-- STATED TASK --
Reproduce the material exactly, omitting nothing.

-- DATA PROVIDED --
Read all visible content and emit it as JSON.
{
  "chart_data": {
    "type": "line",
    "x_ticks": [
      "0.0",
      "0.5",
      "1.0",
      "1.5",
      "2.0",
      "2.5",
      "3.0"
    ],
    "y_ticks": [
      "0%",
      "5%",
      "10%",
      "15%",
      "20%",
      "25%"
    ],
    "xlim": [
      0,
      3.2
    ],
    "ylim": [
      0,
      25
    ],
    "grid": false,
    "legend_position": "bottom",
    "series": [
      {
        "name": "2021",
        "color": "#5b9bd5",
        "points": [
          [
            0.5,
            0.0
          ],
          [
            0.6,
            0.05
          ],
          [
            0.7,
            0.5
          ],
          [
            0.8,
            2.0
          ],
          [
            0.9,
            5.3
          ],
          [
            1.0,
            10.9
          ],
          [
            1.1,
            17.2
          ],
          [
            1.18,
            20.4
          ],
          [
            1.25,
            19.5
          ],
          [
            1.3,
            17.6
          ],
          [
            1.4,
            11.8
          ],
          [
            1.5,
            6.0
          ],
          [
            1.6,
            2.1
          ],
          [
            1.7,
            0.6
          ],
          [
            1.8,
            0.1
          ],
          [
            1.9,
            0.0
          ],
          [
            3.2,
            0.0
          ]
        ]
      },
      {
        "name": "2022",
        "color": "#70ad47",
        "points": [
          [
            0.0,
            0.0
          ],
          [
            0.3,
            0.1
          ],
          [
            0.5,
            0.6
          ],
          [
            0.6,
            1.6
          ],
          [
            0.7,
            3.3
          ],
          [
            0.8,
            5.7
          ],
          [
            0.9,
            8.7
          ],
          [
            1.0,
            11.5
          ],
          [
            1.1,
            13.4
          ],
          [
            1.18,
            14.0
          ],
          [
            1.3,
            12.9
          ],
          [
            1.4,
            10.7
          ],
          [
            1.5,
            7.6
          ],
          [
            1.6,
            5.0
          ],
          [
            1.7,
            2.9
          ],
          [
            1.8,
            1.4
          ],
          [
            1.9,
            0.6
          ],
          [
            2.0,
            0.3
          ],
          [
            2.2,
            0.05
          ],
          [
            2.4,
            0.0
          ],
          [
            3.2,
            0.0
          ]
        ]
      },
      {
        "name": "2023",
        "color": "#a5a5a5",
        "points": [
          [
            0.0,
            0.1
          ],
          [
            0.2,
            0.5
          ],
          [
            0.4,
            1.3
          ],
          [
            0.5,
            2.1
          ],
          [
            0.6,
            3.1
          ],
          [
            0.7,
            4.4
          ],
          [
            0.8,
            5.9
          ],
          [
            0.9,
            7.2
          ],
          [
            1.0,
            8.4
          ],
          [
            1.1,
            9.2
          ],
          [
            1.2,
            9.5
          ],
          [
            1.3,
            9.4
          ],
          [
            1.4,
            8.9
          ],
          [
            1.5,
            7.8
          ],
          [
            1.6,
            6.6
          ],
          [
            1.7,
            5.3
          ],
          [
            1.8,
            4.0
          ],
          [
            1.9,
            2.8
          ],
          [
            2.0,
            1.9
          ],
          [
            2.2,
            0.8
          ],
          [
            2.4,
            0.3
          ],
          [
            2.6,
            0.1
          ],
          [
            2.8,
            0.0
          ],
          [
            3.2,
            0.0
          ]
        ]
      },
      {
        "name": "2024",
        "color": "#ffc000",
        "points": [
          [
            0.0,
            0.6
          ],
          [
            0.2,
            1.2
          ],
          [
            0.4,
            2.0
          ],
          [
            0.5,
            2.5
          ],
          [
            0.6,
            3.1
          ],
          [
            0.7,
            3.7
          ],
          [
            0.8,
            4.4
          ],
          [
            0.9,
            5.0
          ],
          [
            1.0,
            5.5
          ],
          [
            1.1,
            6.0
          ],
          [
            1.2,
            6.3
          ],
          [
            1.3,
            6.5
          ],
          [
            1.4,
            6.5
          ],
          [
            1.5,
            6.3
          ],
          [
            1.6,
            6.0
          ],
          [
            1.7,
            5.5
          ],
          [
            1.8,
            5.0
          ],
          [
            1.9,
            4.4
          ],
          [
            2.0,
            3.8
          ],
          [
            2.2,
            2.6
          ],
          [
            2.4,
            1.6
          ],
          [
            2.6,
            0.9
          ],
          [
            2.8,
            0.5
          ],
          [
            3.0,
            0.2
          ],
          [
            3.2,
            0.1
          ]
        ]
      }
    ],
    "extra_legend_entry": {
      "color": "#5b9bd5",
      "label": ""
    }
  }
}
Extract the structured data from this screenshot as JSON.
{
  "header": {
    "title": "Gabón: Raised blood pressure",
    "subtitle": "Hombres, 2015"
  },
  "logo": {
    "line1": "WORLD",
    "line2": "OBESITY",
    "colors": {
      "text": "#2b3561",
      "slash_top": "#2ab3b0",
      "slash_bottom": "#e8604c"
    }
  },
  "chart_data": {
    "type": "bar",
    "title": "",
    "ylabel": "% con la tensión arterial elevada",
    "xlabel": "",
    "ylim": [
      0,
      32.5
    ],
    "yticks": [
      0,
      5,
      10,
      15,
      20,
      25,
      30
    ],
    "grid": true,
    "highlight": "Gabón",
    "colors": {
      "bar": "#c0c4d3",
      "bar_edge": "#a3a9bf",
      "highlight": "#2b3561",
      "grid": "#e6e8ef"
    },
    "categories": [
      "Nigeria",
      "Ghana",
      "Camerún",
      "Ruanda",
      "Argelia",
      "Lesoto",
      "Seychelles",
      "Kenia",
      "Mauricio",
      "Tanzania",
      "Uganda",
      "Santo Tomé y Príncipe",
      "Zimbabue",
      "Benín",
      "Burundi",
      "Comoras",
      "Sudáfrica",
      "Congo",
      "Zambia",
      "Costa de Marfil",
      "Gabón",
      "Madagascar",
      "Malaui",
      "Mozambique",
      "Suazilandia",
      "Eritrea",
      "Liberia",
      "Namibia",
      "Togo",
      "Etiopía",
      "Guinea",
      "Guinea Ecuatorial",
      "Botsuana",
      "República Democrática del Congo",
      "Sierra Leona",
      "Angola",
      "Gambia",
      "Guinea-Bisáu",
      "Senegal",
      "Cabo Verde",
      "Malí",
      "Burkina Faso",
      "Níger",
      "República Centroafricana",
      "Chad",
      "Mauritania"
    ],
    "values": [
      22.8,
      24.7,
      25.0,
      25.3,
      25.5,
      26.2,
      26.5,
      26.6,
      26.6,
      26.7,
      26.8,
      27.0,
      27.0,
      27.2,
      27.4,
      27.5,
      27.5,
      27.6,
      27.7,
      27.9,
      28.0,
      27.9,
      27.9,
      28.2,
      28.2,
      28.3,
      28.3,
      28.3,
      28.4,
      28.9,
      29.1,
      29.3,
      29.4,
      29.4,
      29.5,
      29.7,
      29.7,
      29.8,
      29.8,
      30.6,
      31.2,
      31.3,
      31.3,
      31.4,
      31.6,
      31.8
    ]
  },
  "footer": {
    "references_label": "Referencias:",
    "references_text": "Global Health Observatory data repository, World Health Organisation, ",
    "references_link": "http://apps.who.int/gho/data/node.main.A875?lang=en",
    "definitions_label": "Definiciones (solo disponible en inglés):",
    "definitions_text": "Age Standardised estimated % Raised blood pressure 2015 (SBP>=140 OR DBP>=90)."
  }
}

-- EXERCISE OUTPUT --
Read all visible content and emit it as JSON.
{
  "chart_data": {
    "type": "line",
    "x_ticks": [
      "0.0",
      "0.5",
      "1.0",
      "1.5",
      "2.0",
      "2.5",
      "3.0"
    ],
    "y_ticks": [
      "0%",
      "5%",
      "10%",
      "15%",
      "20%",
      "25%"
    ],
    "xlim": [
      0,
      3.2
    ],
    "ylim": [
      0,
      25
    ],
    "grid": false,
    "legend_position": "bottom",
    "series": [
      {
        "name": "2021",
        "color": "#5b9bd5",
        "points": [
          [
            0.5,
            0.0
          ],
          [
            0.6,
            0.05
          ],
          [
            0.7,
            0.5
          ],
          [
            0.8,
            2.0
          ],
          [
            0.9,
            5.3
          ],
          [
            1.0,
            10.9
          ],
          [
            1.1,
            17.2
          ],
          [
            1.18,
            20.4
          ],
          [
            1.25,
            19.5
          ],
          [
            1.3,
            17.6
          ],
          [
            1.4,
            11.8
          ],
          [
            1.5,
            6.0
          ],
          [
            1.6,
            2.1
          ],
          [
            1.7,
            0.6
          ],
          [
            1.8,
            0.1
          ],
          [
            1.9,
            0.0
          ],
          [
            3.2,
            0.0
          ]
        ]
      },
      {
        "name": "2022",
        "color": "#70ad47",
        "points": [
          [
            0.0,
            0.0
          ],
          [
            0.3,
            0.1
          ],
          [
            0.5,
            0.6
          ],
          [
            0.6,
            1.6
          ],
          [
            0.7,
            3.3
          ],
          [
            0.8,
            5.7
          ],
          [
            0.9,
            8.7
          ],
          [
            1.0,
            11.5
          ],
          [
            1.1,
            13.4
          ],
          [
            1.18,
            14.0
          ],
          [
            1.3,
            12.9
          ],
          [
            1.4,
            10.7
          ],
          [
            1.5,
            7.6
          ],
          [
            1.6,
            5.0
          ],
          [
            1.7,
            2.9
          ],
          [
            1.8,
            1.4
          ],
          [
            1.9,
            0.6
          ],
          [
            2.0,
            0.3
          ],
          [
            2.2,
            0.05
          ],
          [
            2.4,
            0.0
          ],
          [
            3.2,
            0.0
          ]
        ]
      },
      {
        "name": "2023",
        "color": "#a5a5a5",
        "points": [
          [
            0.0,
            0.1
          ],
          [
            0.2,
            0.5
          ],
          [
            0.4,
            1.3
          ],
          [
            0.5,
            2.1
          ],
          [
            0.6,
            3.1
          ],
          [
            0.7,
            4.4
          ],
          [
            0.8,
            5.9
          ],
          [
            0.9,
            7.2
          ],
          [
            1.0,
            8.4
          ],
          [
            1.1,
            9.2
          ],
          [
            1.2,
            9.5
          ],
          [
            1.3,
            9.4
          ],
          [
            1.4,
            8.9
          ],
          [
            1.5,
            7.8
          ],
          [
            1.6,
            6.6
          ],
          [
            1.7,
            5.3
          ],
          [
            1.8,
            4.0
          ],
          [
            1.9,
            2.8
          ],
          [
            2.0,
            1.9
          ],
          [
            2.2,
            0.8
          ],
          [
            2.4,
            0.3
          ],
          [
            2.6,
            0.1
          ],
          [
            2.8,
            0.0
          ],
          [
            3.2,
            0.0
          ]
        ]
      },
      {
        "name": "2024",
        "color": "#ffc000",
        "points": [
          [
            0.0,
            0.6
          ],
          [
            0.2,
            1.2
          ],
          [
            0.4,
            2.0
          ],
          [
            0.5,
            2.5
          ],
          [
            0.6,
            3.1
          ],
          [
            0.7,
            3.7
          ],
          [
            0.8,
            4.4
          ],
          [
            0.9,
            5.0
          ],
          [
            1.0,
            5.5
          ],
          [
            1.1,
            6.0
          ],
          [
            1.2,
            6.3
          ],
          [
            1.3,
            6.5
          ],
          [
            1.4,
            6.5
          ],
          [
            1.5,
            6.3
          ],
          [
            1.6,
            6.0
          ],
          [
            1.7,
            5.5
          ],
          [
            1.8,
            5.0
          ],
          [
            1.9,
            4.4
          ],
          [
            2.0,
            3.8
          ],
          [
            2.2,
            2.6
          ],
          [
            2.4,
            1.6
          ],
          [
            2.6,
            0.9
          ],
          [
            2.8,
            0.5
          ],
          [
            3.0,
            0.2
          ],
          [
            3.2,
            0.1
          ]
        ]
      }
    ],
    "extra_legend_entry": {
      "color": "#5b9bd5",
      "label": ""
    }
  }
}
Extract the structured data from this screenshot as JSON.
{
  "header": {
    "title": "Gabón: Raised blood pressure",
    "subtitle": "Hombres, 2015"
  },
  "logo": {
    "line1": "WORLD",
    "line2": "OBESITY",
    "colors": {
      "text": "#2b3561",
      "slash_top": "#2ab3b0",
      "slash_bottom": "#e8604c"
    }
  },
  "chart_data": {
    "type": "bar",
    "title": "",
    "ylabel": "% con la tensión arterial elevada",
    "xlabel": "",
    "ylim": [
      0,
      32.5
    ],
    "yticks": [
      0,
      5,
      10,
      15,
      20,
      25,
      30
    ],
    "grid": true,
    "highlight": "Gabón",
    "colors": {
      "bar": "#c0c4d3",
      "bar_edge": "#a3a9bf",
      "highlight": "#2b3561",
      "grid": "#e6e8ef"
    },
    "categories": [
      "Nigeria",
      "Ghana",
      "Camerún",
      "Ruanda",
      "Argelia",
      "Lesoto",
      "Seychelles",
      "Kenia",
      "Mauricio",
      "Tanzania",
      "Uganda",
      "Santo Tomé y Príncipe",
      "Zimbabue",
      "Benín",
      "Burundi",
      "Comoras",
      "Sudáfrica",
      "Congo",
      "Zambia",
      "Costa de Marfil",
      "Gabón",
      "Madagascar",
      "Malaui",
      "Mozambique",
      "Suazilandia",
      "Eritrea",
      "Liberia",
      "Namibia",
      "Togo",
      "Etiopía",
      "Guinea",
      "Guinea Ecuatorial",
      "Botsuana",
      "República Democrática del Congo",
      "Sierra Leona",
      "Angola",
      "Gambia",
      "Guinea-Bisáu",
      "Senegal",
      "Cabo Verde",
      "Malí",
      "Burkina Faso",
      "Níger",
      "República Centroafricana",
      "Chad",
      "Mauritania"
    ],
    "values": [
      22.8,
      24.7,
      25.0,
      25.3,
      25.5,
      26.2,
      26.5,
      26.6,
      26.6,
      26.7,
      26.8,
      27.0,
      27.0,
      27.2,
      27.4,
      27.5,
      27.5,
      27.6,
      27.7,
      27.9,
      28.0,
      27.9,
      27.9,
      28.2,
      28.2,
      28.3,
      28.3,
      28.3,
      28.4,
      28.9,
      29.1,
      29.3,
      29.4,
      29.4,
      29.5,
      29.7,
      29.7,
      29.8,
      29.8,
      30.6,
      31.2,
      31.3,
      31.3,
      31.4,
      31.6,
      31.8
    ]
  },
  "footer": {
    "references_label": "Referencias:",
    "references_text": "Global Health Observatory data repository, World Health Organisation, ",
    "references_link": "http://apps.who.int/gho/data/node.main.A875?lang=en",
    "definitions_label": "Definiciones (solo disponible en inglés):",
    "definitions_text": "Age Standardised estimated % Raised blood pressure 2015 (SBP>=140 OR DBP>=90)."
  }
}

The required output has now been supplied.